## begin RECORDS FOR THIS EXERCISE

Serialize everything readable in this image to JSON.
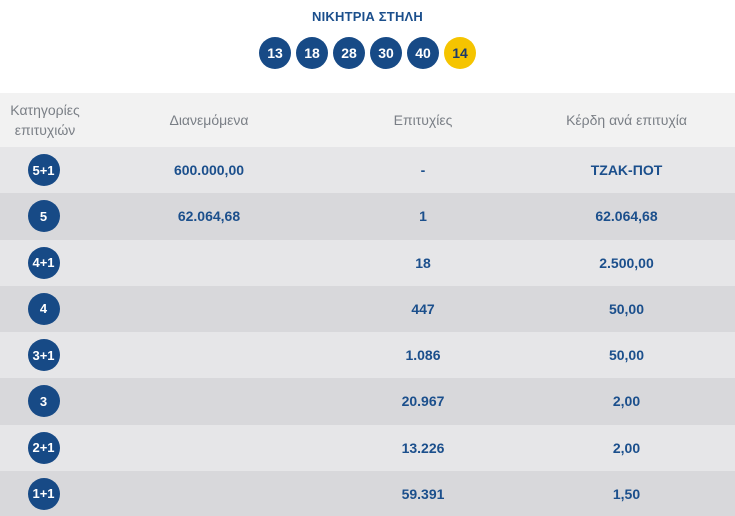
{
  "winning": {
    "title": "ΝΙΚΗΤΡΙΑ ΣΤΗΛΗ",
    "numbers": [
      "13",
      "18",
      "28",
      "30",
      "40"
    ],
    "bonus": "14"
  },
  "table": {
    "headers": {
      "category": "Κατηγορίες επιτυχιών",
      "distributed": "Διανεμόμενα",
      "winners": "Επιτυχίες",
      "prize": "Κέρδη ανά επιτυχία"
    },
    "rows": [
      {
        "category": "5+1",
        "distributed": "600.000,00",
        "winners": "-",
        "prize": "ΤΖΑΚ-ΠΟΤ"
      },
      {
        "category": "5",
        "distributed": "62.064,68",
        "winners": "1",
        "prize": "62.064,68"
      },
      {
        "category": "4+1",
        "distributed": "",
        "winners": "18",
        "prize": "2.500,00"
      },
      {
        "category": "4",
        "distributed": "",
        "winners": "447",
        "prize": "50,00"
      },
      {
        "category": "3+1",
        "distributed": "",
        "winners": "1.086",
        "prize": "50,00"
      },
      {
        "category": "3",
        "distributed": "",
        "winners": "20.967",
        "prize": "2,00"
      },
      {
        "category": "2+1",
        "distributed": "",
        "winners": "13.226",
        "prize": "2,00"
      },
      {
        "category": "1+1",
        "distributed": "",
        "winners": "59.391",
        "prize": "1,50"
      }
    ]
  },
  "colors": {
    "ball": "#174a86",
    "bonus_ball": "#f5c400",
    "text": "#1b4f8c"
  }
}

## end RECORDS FOR THIS EXERCISE
## begin RECORDS FOR THIS EXERCISE

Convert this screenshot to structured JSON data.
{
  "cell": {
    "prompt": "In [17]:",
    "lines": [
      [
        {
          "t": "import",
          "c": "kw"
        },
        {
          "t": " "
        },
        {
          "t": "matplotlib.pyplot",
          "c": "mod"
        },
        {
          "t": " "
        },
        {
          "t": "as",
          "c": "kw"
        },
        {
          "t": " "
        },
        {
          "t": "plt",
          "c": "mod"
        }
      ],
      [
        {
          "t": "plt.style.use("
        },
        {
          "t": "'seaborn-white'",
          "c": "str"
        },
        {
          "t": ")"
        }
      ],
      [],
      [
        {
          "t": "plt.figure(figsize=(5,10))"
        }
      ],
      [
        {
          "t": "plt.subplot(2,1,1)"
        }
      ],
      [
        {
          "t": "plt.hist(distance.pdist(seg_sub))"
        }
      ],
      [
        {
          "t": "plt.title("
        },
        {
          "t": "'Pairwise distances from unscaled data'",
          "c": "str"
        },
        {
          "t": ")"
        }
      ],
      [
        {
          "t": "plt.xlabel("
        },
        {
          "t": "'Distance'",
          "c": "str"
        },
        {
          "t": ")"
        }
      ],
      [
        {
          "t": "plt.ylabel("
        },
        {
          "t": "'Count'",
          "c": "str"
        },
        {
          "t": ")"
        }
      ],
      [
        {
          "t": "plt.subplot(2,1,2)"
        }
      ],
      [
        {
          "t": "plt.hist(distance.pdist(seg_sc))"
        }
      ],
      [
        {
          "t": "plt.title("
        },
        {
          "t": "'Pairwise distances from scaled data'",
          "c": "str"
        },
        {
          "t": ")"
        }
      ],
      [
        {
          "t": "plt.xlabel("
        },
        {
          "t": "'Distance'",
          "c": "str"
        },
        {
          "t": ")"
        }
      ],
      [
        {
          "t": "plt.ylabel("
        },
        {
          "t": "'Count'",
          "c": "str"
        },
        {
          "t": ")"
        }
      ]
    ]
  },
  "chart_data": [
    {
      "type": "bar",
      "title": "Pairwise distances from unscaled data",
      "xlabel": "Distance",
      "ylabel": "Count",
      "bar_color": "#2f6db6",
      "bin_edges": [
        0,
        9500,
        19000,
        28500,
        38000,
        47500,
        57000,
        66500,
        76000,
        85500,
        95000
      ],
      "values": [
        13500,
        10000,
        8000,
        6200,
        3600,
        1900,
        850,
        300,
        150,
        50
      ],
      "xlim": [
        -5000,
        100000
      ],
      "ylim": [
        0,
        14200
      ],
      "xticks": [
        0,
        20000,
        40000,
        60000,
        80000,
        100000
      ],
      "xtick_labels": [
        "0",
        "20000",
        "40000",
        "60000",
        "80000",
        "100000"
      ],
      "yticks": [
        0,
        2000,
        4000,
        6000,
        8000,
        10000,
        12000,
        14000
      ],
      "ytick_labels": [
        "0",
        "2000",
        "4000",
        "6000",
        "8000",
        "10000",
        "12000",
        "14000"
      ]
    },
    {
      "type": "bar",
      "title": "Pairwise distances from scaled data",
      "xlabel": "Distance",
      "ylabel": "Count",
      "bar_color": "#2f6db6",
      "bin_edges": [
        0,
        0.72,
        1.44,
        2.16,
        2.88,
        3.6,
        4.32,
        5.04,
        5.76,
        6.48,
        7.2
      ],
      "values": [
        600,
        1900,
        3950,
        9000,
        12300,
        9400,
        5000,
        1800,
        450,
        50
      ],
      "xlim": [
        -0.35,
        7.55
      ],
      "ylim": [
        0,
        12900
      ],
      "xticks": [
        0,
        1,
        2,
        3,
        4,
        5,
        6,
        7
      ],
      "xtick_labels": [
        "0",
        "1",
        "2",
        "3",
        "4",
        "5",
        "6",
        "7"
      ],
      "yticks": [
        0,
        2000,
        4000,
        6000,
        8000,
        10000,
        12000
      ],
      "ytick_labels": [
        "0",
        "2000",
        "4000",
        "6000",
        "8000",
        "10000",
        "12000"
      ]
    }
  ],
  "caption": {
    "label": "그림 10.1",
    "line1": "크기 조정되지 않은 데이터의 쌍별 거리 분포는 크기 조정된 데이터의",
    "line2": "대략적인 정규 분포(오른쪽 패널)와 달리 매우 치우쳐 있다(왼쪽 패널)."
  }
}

## end RECORDS FOR THIS EXERCISE
## begin RECORDS FOR THIS EXERCISE

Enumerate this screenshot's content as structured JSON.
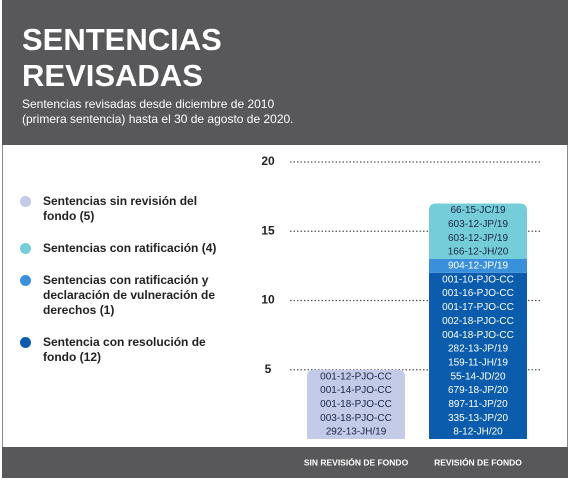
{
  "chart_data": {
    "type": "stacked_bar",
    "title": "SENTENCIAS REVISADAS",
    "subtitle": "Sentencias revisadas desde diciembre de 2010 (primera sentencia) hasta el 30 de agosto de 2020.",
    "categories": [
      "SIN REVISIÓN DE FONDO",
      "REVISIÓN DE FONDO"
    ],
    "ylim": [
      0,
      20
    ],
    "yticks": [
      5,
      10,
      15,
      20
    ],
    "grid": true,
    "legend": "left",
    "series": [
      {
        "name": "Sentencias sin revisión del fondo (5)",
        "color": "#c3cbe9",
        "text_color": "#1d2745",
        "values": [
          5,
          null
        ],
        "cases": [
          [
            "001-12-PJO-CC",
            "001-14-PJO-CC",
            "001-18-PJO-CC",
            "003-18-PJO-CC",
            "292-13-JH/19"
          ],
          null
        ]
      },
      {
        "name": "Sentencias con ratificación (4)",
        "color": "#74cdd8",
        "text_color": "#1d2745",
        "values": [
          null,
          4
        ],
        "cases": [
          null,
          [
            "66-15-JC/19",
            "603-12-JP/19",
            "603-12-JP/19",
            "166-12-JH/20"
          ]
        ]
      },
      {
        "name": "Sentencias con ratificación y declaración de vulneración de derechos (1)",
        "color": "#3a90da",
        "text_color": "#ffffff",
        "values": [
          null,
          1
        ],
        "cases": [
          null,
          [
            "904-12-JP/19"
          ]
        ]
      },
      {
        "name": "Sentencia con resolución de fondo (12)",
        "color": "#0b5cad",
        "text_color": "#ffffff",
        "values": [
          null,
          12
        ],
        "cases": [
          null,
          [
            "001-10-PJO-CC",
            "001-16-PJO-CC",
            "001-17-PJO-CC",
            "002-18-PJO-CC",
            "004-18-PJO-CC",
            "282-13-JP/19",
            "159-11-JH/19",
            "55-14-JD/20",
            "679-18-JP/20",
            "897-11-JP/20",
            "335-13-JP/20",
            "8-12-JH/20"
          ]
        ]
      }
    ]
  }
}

## end RECORDS FOR THIS EXERCISE

> _WRITTEN PROBLEM_: Search the records for the word "winners". Copy every line that has it.

> _TASK ANSWER_:
      "winners": "Επιτυχίες",
        "winners": "-",
        "winners": "1",
        "winners": "18",
        "winners": "447",
        "winners": "1.086",
        "winners": "20.967",
        "winners": "13.226",
        "winners": "59.391",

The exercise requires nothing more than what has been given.